■ **DO THIS**
Extract and list every line that contains the word "Sort".

■ **RECORDS FOR THE TASK**
- - - - - - -

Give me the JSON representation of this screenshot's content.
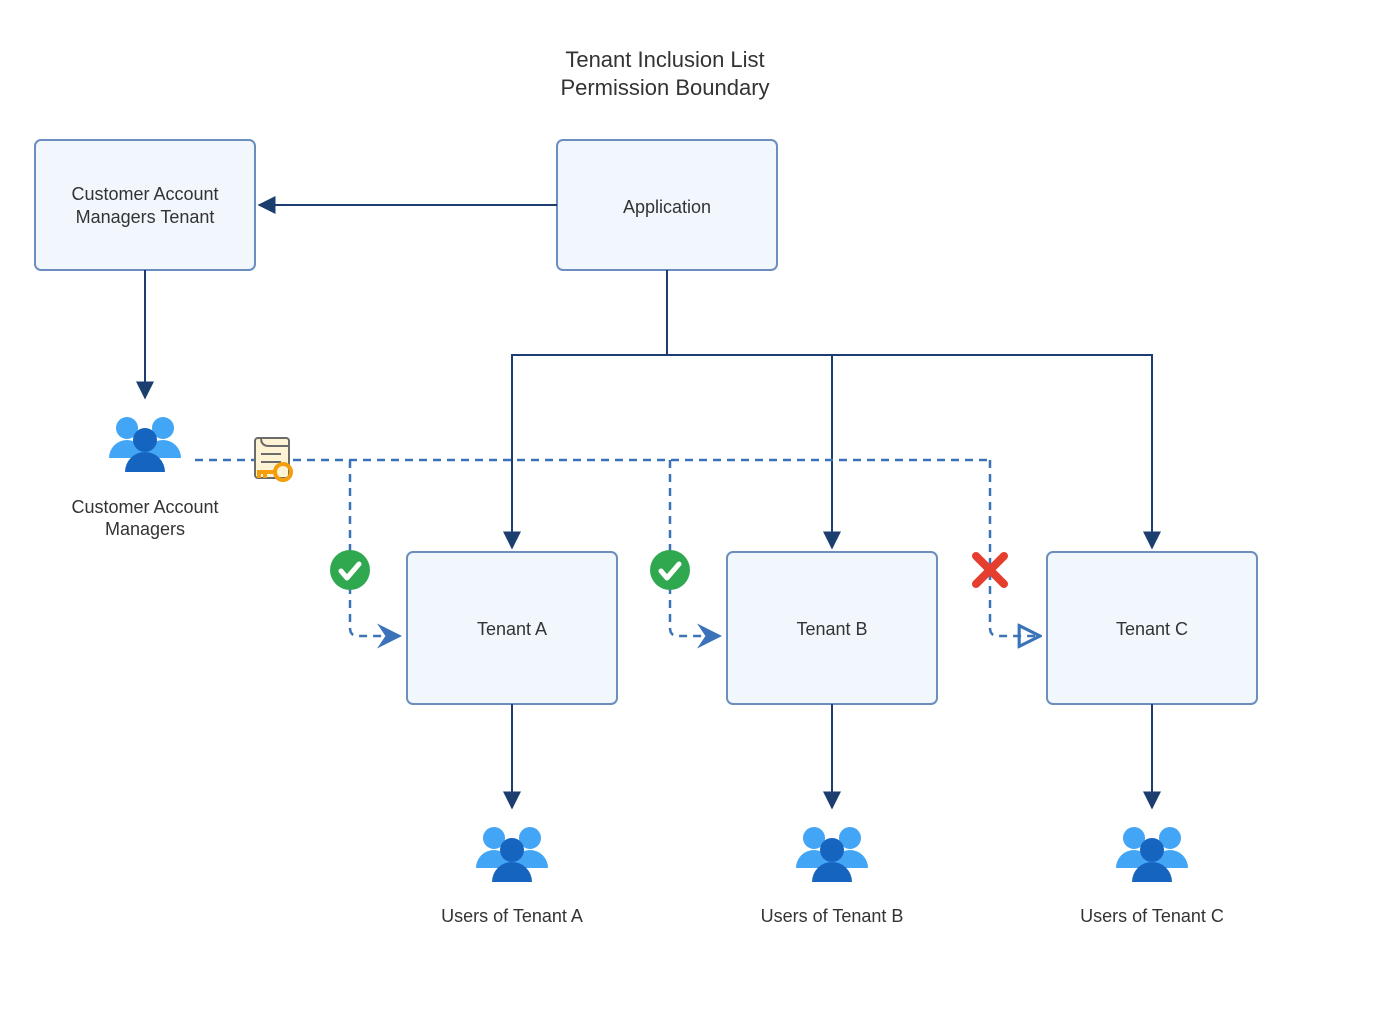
{
  "title": {
    "line1": "Tenant Inclusion List",
    "line2": "Permission Boundary"
  },
  "nodes": {
    "cam_tenant": {
      "line1": "Customer Account",
      "line2": "Managers Tenant"
    },
    "application": "Application",
    "tenant_a": "Tenant A",
    "tenant_b": "Tenant B",
    "tenant_c": "Tenant C"
  },
  "labels": {
    "cam_users": {
      "line1": "Customer Account",
      "line2": "Managers"
    },
    "users_a": "Users of Tenant A",
    "users_b": "Users of Tenant B",
    "users_c": "Users of Tenant C"
  },
  "icons": {
    "cam_users": "people-icon",
    "key_doc": "key-document-icon",
    "check_a": "check-icon",
    "check_b": "check-icon",
    "cross_c": "cross-icon",
    "users_a": "people-icon",
    "users_b": "people-icon",
    "users_c": "people-icon"
  },
  "permissions": {
    "tenant_a": "allowed",
    "tenant_b": "allowed",
    "tenant_c": "denied"
  },
  "colors": {
    "box_fill": "#f2f7fe",
    "box_stroke": "#6c8ebf",
    "arrow": "#1c3e6e",
    "dash": "#3b73b9",
    "check_bg": "#2fa84f",
    "cross": "#e63e2e",
    "people_dark": "#1565c0",
    "people_light": "#42a5f5",
    "key": "#f59e0b",
    "doc": "#fff3d6"
  }
}
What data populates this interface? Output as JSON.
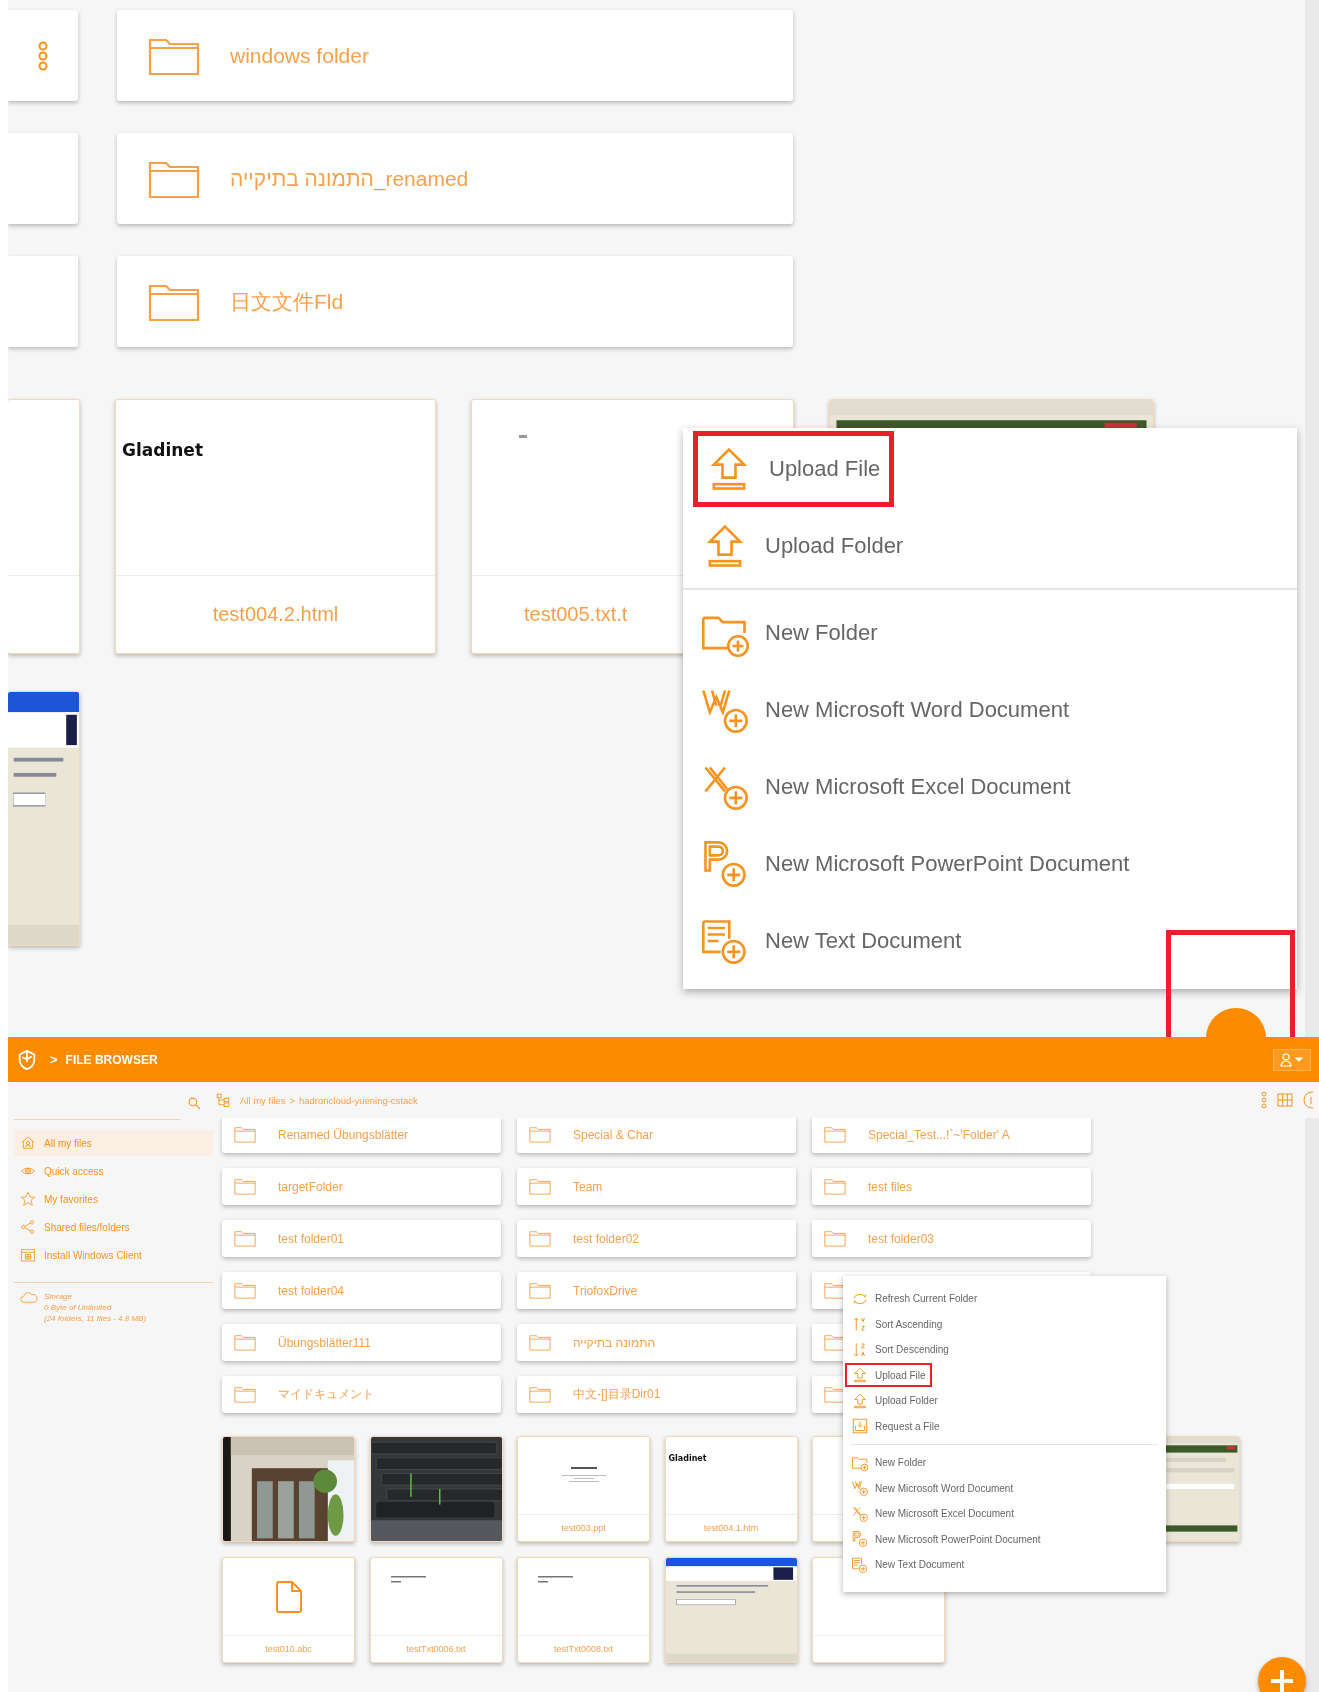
{
  "top_view": {
    "cut_cards": [
      {
        "kind": "menu"
      },
      {
        "kind": "plain"
      },
      {
        "kind": "plain"
      }
    ],
    "folders": [
      {
        "name": "windows folder"
      },
      {
        "name": "התמונה בתיקייה_renamed"
      },
      {
        "name": "日文文件Fld"
      }
    ],
    "cut_files": [
      {
        "kind": "plain"
      },
      {
        "kind": "screenshot"
      }
    ],
    "files": [
      {
        "kind": "document",
        "name": "test004.2.html",
        "preview": "Gladinet",
        "clipped": false
      },
      {
        "kind": "document",
        "name": "test005.txt.t",
        "clipped": true
      },
      {
        "kind": "screenshot"
      }
    ],
    "menu": [
      {
        "kind": "upload",
        "label": "Upload File",
        "annotated": true
      },
      {
        "kind": "upload",
        "label": "Upload Folder",
        "annotated": false
      },
      {
        "kind": "divider"
      },
      {
        "kind": "folder",
        "label": "New Folder",
        "annotated": false
      },
      {
        "kind": "word",
        "label": "New Microsoft Word Document",
        "annotated": false
      },
      {
        "kind": "excel",
        "label": "New Microsoft Excel Document",
        "annotated": false
      },
      {
        "kind": "powerpoint",
        "label": "New Microsoft PowerPoint Document",
        "annotated": false
      },
      {
        "kind": "text",
        "label": "New Text Document",
        "annotated": false
      }
    ],
    "fab": {
      "annotated": true
    }
  },
  "app": {
    "header": {
      "separator": ">",
      "title": "FILE BROWSER"
    },
    "sidebar": {
      "items": [
        {
          "kind": "home",
          "label": "All my files",
          "selected": true
        },
        {
          "kind": "eye",
          "label": "Quick access",
          "selected": false
        },
        {
          "kind": "star",
          "label": "My favorites",
          "selected": false
        },
        {
          "kind": "share",
          "label": "Shared files/folders",
          "selected": false
        },
        {
          "kind": "window",
          "label": "Install Windows Client",
          "selected": false
        }
      ],
      "storage": {
        "title": "Storage",
        "usage": "0 Byte of Unlimited",
        "summary": "(24 folders, 11 files - 4.8 MB)"
      }
    },
    "breadcrumb": {
      "separator": ">",
      "items": [
        "All my files",
        "hadroncloud-yuening-cstack"
      ]
    },
    "folders": [
      {
        "name": "Renamed Übungsblätter"
      },
      {
        "name": "Special & Char"
      },
      {
        "name": "Special_Test...!`~'Folder' A"
      },
      {
        "name": "targetFolder"
      },
      {
        "name": "Team"
      },
      {
        "name": "test files"
      },
      {
        "name": "test folder01"
      },
      {
        "name": "test folder02"
      },
      {
        "name": "test folder03"
      },
      {
        "name": "test folder04"
      },
      {
        "name": "TriofoxDrive"
      },
      {
        "kind": "partial"
      },
      {
        "name": "Übungsblätter111"
      },
      {
        "name": "התמונה בתיקייה"
      },
      {
        "kind": "partial"
      },
      {
        "name": "マイドキュメント"
      },
      {
        "name": "中文-[]目录Dir01"
      },
      {
        "kind": "partial"
      }
    ],
    "files": [
      {
        "kind": "picture"
      },
      {
        "kind": "picture"
      },
      {
        "kind": "document",
        "name": "test003.ppt"
      },
      {
        "kind": "document",
        "name": "test004.1.htm",
        "preview": "Gladinet"
      },
      {
        "kind": "plain"
      },
      {
        "kind": "screenshot"
      },
      {
        "kind": "file",
        "name": "test010.abc"
      },
      {
        "kind": "document",
        "name": "testTxt0006.txt"
      },
      {
        "kind": "document",
        "name": "testTxt0008.txt"
      },
      {
        "kind": "screenshot"
      },
      {
        "kind": "plain"
      }
    ],
    "menu": [
      {
        "kind": "refresh",
        "label": "Refresh Current Folder",
        "annotated": false
      },
      {
        "kind": "ascending",
        "label": "Sort Ascending",
        "annotated": false
      },
      {
        "kind": "descending",
        "label": "Sort Descending",
        "annotated": false
      },
      {
        "kind": "upload",
        "label": "Upload File",
        "annotated": true
      },
      {
        "kind": "upload",
        "label": "Upload Folder",
        "annotated": false
      },
      {
        "kind": "request",
        "label": "Request a File",
        "annotated": false
      },
      {
        "kind": "divider"
      },
      {
        "kind": "folder",
        "label": "New Folder",
        "annotated": false
      },
      {
        "kind": "word",
        "label": "New Microsoft Word Document",
        "annotated": false
      },
      {
        "kind": "excel",
        "label": "New Microsoft Excel Document",
        "annotated": false
      },
      {
        "kind": "powerpoint",
        "label": "New Microsoft PowerPoint Document",
        "annotated": false
      },
      {
        "kind": "text",
        "label": "New Text Document",
        "annotated": false
      }
    ]
  }
}
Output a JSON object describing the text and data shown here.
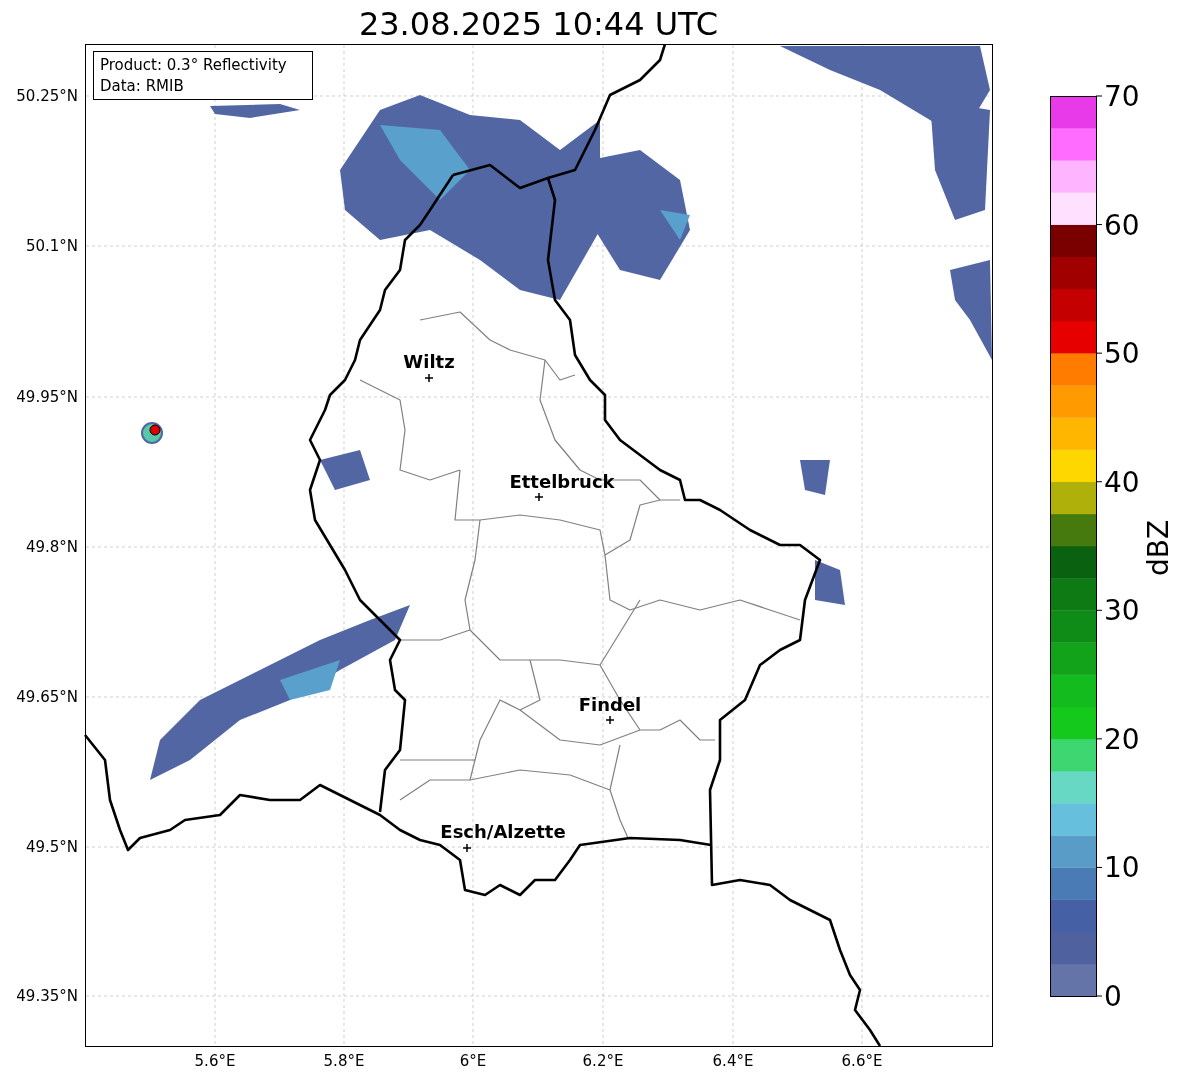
{
  "title": "23.08.2025 10:44 UTC",
  "info_box": [
    "Product: 0.3° Reflectivity",
    "Data: RMIB"
  ],
  "map": {
    "lat_ticks": [
      "50.25°N",
      "50.1°N",
      "49.95°N",
      "49.8°N",
      "49.65°N",
      "49.5°N",
      "49.35°N"
    ],
    "lon_ticks": [
      "5.6°E",
      "5.8°E",
      "6°E",
      "6.2°E",
      "6.4°E",
      "6.6°E"
    ],
    "cities": [
      {
        "name": "Wiltz"
      },
      {
        "name": "Ettelbruck"
      },
      {
        "name": "Findel"
      },
      {
        "name": "Esch/Alzette"
      }
    ]
  },
  "colorbar": {
    "label": "dBZ",
    "ticks": [
      "70",
      "60",
      "50",
      "40",
      "30",
      "20",
      "10",
      "0"
    ],
    "bands": [
      {
        "color": "#6474a8"
      },
      {
        "color": "#5061a0"
      },
      {
        "color": "#4560a5"
      },
      {
        "color": "#4a7bb5"
      },
      {
        "color": "#5a9cc8"
      },
      {
        "color": "#66bfdc"
      },
      {
        "color": "#66d8c4"
      },
      {
        "color": "#3dd670"
      },
      {
        "color": "#14c81c"
      },
      {
        "color": "#14bb1e"
      },
      {
        "color": "#12a31a"
      },
      {
        "color": "#0f8c17"
      },
      {
        "color": "#0d7a14"
      },
      {
        "color": "#0a6211"
      },
      {
        "color": "#467a0e"
      },
      {
        "color": "#b0b00a"
      },
      {
        "color": "#ffd700"
      },
      {
        "color": "#ffb600"
      },
      {
        "color": "#ff9a00"
      },
      {
        "color": "#ff7c00"
      },
      {
        "color": "#e60000"
      },
      {
        "color": "#c40000"
      },
      {
        "color": "#a00000"
      },
      {
        "color": "#7a0000"
      },
      {
        "color": "#ffe0ff"
      },
      {
        "color": "#ffb4ff"
      },
      {
        "color": "#ff6cff"
      },
      {
        "color": "#e93ae9"
      }
    ]
  }
}
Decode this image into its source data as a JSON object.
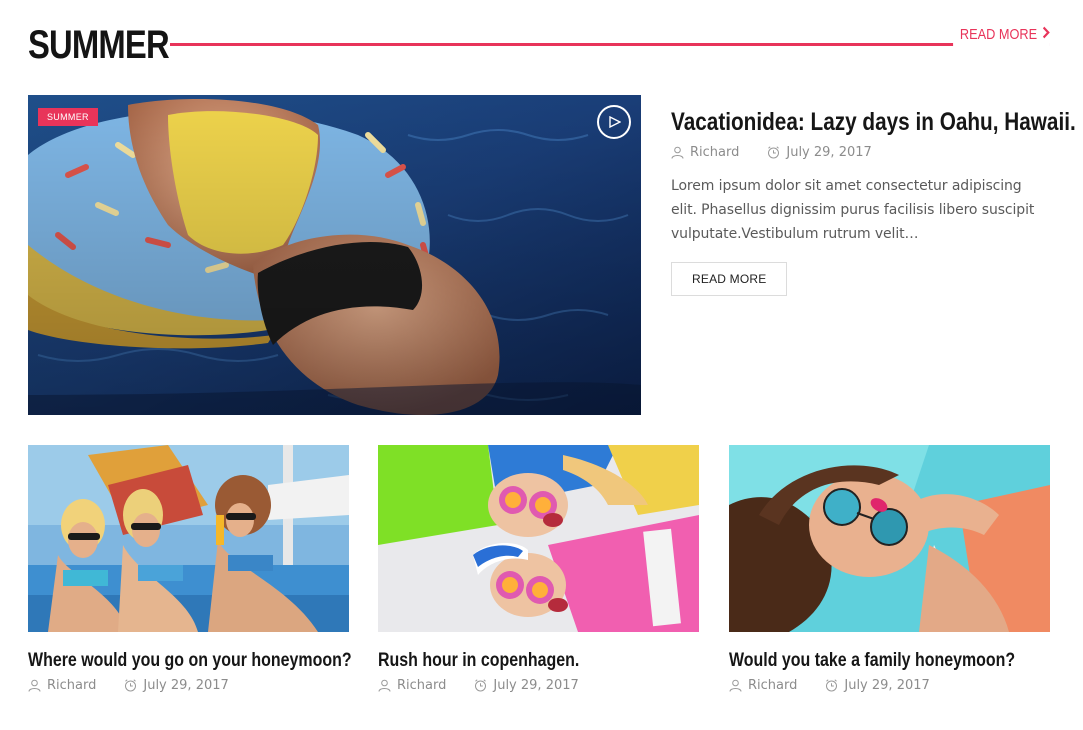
{
  "section": {
    "title": "SUMMER",
    "read_more_label": "READ MORE",
    "accent_color": "#e8345a"
  },
  "featured": {
    "category": "SUMMER",
    "title": "Vacationidea: Lazy days in Oahu, Hawaii.",
    "author": "Richard",
    "date": "July 29, 2017",
    "excerpt": "Lorem ipsum dolor sit amet consectetur adipiscing elit. Phasellus dignissim purus facilisis libero suscipit vulputate.Vestibulum rutrum velit…",
    "button_label": "READ MORE",
    "image_icon": "play-icon"
  },
  "cards": [
    {
      "title": "Where would you go on your honeymoon?",
      "author": "Richard",
      "date": "July 29, 2017"
    },
    {
      "title": "Rush hour in copenhagen.",
      "author": "Richard",
      "date": "July 29, 2017"
    },
    {
      "title": "Would you take a family honeymoon?",
      "author": "Richard",
      "date": "July 29, 2017"
    }
  ]
}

- - - - - - -

■ **TASK RESPONSE**
        "label": "Sort Ascending",
        "label": "Sort Descending",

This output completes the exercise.